#### [Exercise directions]
Please print the data below unchanged, beginning at the line that contains "List each element" and stopping after the line that contains "bar-4 <box>476 431 862 475</box>", with both of those lines included.

#### [Data rows]
— start —

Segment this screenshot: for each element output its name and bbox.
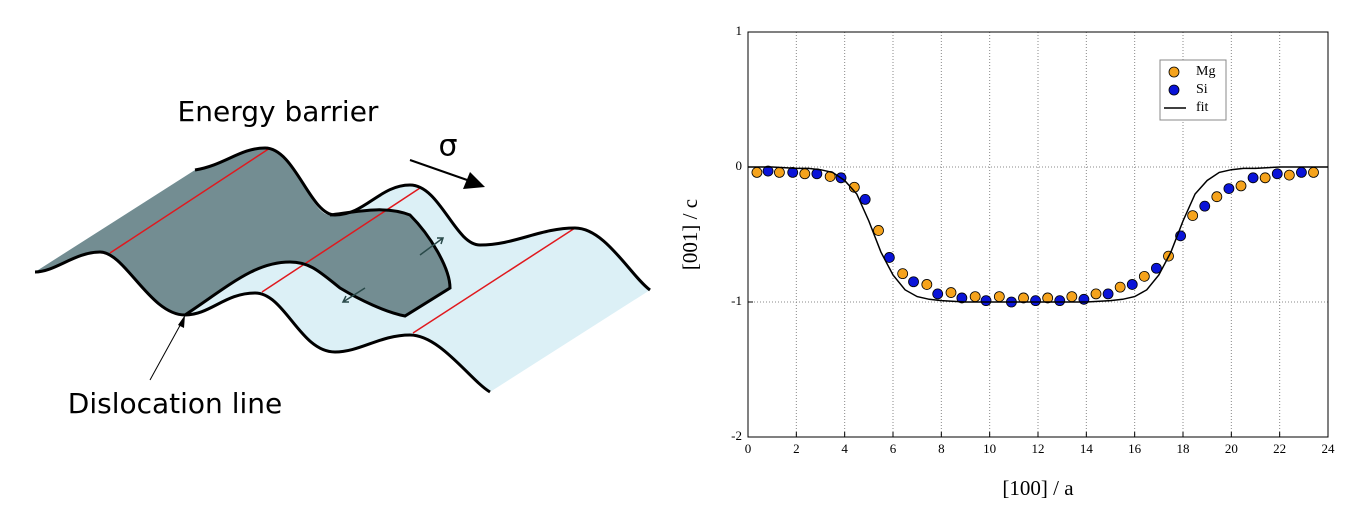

— end —
— start —

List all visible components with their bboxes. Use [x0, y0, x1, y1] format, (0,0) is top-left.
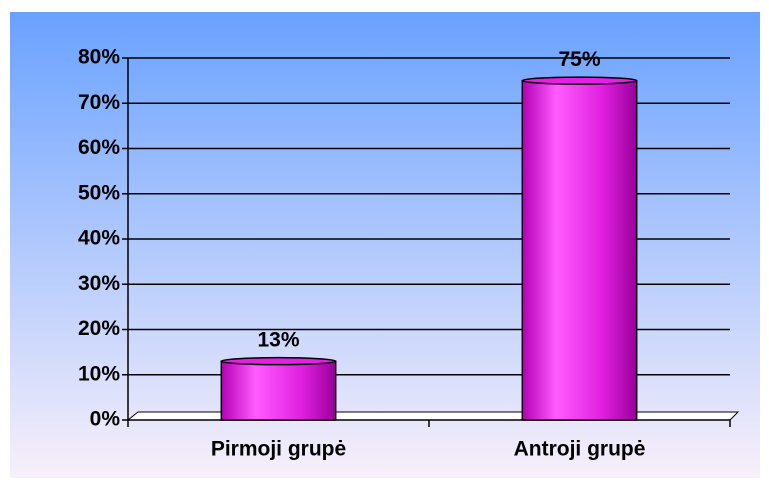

— end —
— start —

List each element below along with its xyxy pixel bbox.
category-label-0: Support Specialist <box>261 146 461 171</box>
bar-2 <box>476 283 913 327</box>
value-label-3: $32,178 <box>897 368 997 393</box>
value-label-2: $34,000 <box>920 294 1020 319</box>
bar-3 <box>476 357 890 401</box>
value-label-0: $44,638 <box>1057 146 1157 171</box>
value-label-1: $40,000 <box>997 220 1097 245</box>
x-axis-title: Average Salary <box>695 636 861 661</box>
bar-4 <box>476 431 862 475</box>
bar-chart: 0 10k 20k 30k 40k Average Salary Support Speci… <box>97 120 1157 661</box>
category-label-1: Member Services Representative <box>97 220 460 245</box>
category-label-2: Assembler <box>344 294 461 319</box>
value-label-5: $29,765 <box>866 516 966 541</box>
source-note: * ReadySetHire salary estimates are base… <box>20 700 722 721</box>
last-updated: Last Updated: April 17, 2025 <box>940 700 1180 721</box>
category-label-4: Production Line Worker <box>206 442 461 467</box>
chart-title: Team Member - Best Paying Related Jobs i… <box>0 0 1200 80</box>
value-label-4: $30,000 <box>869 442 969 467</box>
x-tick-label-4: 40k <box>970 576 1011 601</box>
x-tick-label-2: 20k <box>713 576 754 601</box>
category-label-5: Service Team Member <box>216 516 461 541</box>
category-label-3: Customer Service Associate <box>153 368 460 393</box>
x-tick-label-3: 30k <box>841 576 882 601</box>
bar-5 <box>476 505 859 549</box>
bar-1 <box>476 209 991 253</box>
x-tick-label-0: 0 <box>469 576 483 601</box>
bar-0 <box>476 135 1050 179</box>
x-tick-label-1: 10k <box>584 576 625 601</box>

— end —

#### [Completed exercise]
List each element below along with its xyxy pixel bbox.
category-label-0: Support Specialist <box>261 146 461 171</box>
bar-2 <box>476 283 913 327</box>
value-label-3: $32,178 <box>897 368 997 393</box>
value-label-2: $34,000 <box>920 294 1020 319</box>
bar-3 <box>476 357 890 401</box>
value-label-0: $44,638 <box>1057 146 1157 171</box>
value-label-1: $40,000 <box>997 220 1097 245</box>
x-axis-title: Average Salary <box>695 636 861 661</box>
bar-4 <box>476 431 862 475</box>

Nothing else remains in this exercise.